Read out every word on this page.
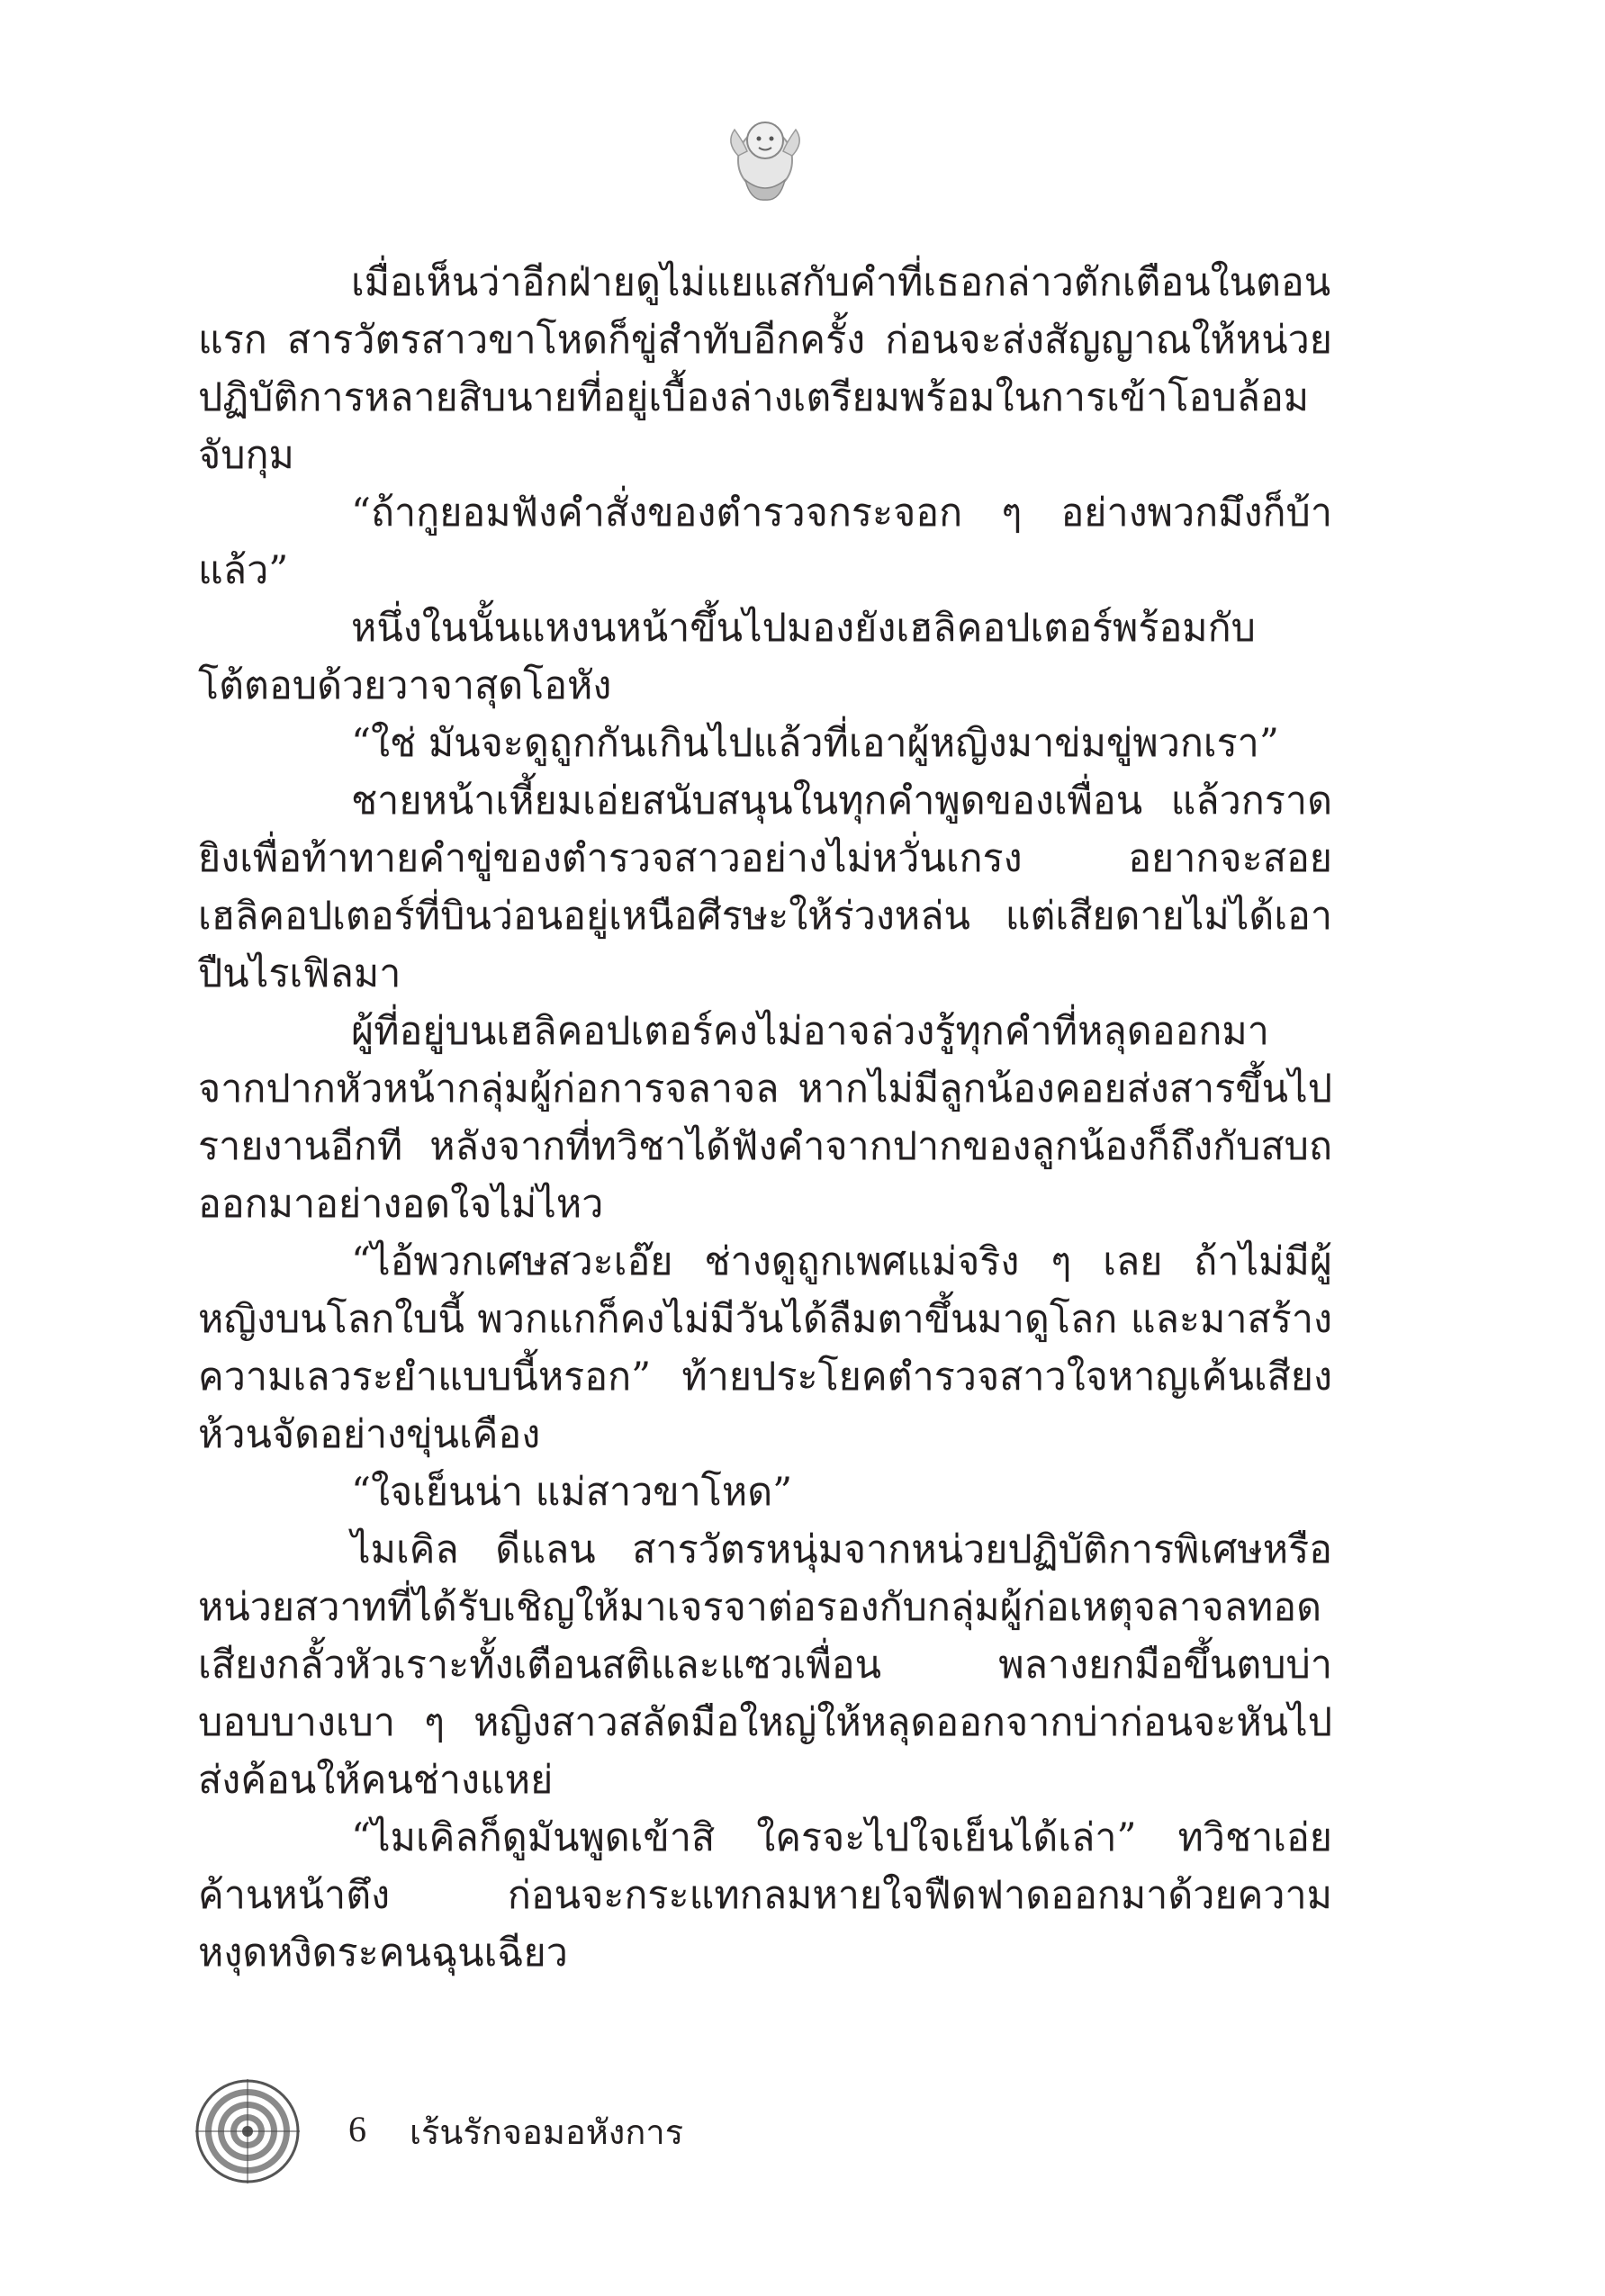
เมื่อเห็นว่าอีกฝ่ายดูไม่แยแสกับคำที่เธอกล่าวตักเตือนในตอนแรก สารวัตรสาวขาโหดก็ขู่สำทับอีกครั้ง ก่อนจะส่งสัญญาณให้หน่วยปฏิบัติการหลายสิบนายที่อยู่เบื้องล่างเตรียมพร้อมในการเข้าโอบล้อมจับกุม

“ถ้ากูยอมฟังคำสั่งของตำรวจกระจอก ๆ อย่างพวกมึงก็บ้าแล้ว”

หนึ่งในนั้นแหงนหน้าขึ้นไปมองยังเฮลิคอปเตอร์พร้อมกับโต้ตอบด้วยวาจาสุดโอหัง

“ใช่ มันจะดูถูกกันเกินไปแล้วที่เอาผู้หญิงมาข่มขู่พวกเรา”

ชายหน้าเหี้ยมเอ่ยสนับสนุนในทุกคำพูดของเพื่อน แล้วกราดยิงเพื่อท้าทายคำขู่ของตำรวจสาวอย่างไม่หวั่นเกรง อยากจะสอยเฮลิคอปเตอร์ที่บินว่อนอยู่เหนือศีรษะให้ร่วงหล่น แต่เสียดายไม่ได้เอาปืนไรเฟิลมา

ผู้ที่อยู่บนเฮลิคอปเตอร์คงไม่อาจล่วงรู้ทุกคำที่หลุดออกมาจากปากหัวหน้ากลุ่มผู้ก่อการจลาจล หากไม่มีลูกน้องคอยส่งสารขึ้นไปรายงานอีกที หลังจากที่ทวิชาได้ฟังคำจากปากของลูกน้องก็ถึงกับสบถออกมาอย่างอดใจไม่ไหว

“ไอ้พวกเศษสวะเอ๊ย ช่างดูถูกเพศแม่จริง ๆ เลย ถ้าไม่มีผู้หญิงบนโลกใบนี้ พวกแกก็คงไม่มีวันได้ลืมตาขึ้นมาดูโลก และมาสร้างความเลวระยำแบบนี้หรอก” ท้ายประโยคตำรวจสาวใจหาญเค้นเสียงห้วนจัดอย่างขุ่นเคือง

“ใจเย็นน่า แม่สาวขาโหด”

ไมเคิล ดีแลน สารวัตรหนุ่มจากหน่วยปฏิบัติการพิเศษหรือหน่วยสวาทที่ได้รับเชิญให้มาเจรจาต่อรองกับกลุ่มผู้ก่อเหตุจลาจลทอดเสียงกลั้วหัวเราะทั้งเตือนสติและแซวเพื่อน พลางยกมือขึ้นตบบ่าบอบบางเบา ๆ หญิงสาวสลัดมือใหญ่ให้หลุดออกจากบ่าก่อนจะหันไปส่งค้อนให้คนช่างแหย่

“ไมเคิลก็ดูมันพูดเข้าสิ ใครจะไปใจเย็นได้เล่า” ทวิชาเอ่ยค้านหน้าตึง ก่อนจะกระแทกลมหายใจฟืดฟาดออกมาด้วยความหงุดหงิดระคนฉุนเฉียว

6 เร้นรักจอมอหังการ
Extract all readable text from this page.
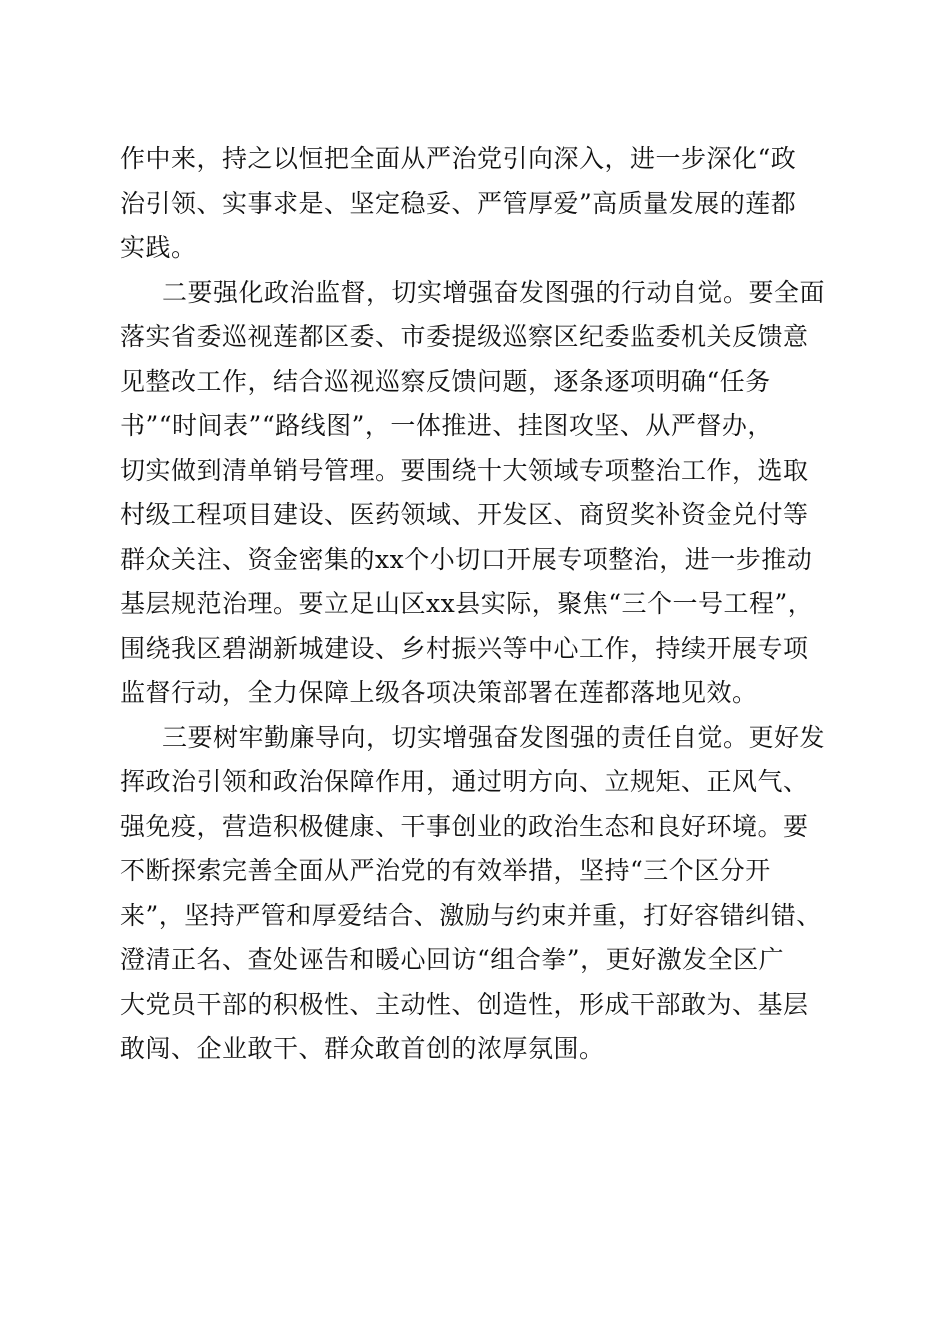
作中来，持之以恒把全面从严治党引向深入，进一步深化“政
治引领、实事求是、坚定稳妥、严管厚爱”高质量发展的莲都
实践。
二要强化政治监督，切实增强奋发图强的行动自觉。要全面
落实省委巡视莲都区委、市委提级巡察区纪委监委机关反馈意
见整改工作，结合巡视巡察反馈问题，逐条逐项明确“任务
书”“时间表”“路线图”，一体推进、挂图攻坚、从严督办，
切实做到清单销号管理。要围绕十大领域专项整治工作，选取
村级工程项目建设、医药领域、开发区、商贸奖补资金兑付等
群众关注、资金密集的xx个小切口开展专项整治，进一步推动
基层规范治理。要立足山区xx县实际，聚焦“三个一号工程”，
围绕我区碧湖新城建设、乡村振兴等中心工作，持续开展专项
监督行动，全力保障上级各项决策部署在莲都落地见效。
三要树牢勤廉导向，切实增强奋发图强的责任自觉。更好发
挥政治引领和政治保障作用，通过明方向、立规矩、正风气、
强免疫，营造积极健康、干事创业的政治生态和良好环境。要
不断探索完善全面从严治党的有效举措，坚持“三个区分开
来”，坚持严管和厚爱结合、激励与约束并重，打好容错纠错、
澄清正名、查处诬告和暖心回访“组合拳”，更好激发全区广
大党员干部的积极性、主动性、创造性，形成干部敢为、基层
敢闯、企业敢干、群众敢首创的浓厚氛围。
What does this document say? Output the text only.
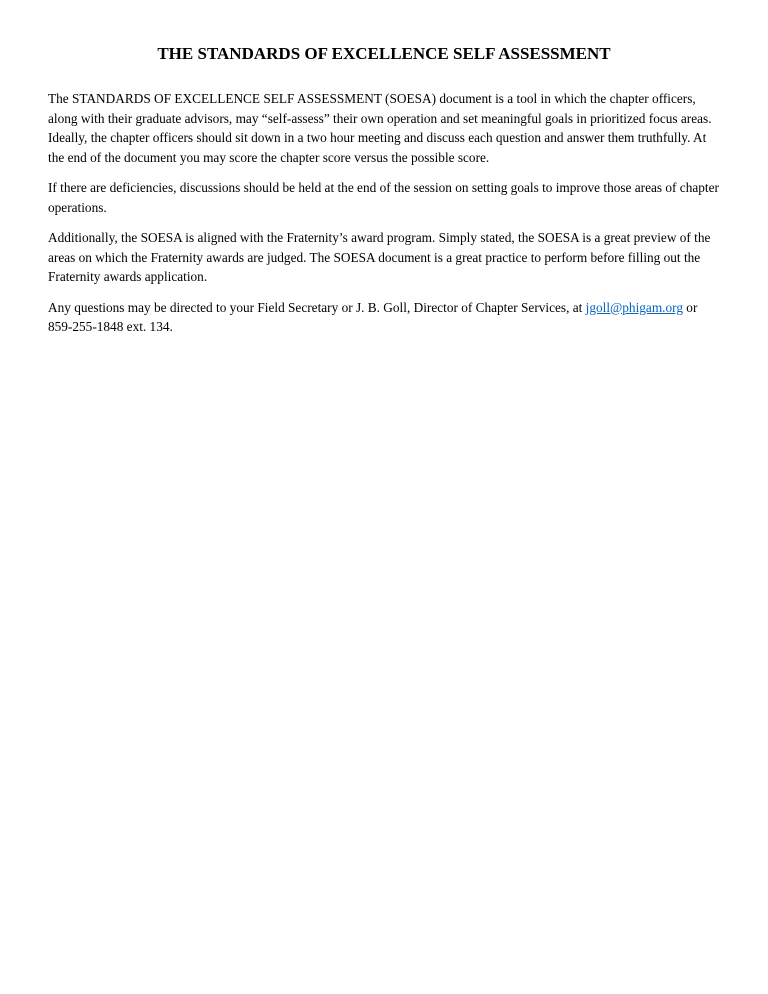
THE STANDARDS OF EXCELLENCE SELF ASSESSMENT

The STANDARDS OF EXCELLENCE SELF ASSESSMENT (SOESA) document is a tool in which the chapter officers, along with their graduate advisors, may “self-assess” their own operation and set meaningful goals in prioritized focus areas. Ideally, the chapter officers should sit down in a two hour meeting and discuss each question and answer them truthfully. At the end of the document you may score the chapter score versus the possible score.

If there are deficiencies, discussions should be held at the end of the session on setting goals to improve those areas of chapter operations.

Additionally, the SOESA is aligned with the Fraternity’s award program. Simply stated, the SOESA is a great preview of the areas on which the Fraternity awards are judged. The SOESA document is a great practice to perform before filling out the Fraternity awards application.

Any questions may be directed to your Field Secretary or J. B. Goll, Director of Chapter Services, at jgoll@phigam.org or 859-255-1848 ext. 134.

--- DIRECTIVE ---
Identify every line above with the string "คงไม" in it. Copy those lines.

--- WRITTEN SOLUTION ---
ผู้ที่อยู่บนเฮลิคอปเตอร์คงไม่อาจล่วงรู้ทุกคำที่หลุดออกมาจากปากหัวหน้ากลุ่มผู้ก่อการจลาจล หากไม่มีลูกน้องคอยส่งสารขึ้นไปรายงานอีกที หลังจากที่ทวิชาได้ฟังคำจากปากของลูกน้องก็ถึงกับสบถออกมาอย่างอดใจไม่ไหว
“ไอ้พวกเศษสวะเอ๊ย ช่างดูถูกเพศแม่จริง ๆ เลย ถ้าไม่มีผู้หญิงบนโลกใบนี้ พวกแกก็คงไม่มีวันได้ลืมตาขึ้นมาดูโลก และมาสร้างความเลวระยำแบบนี้หรอก” ท้ายประโยคตำรวจสาวใจหาญเค้นเสียงห้วนจัดอย่างขุ่นเคือง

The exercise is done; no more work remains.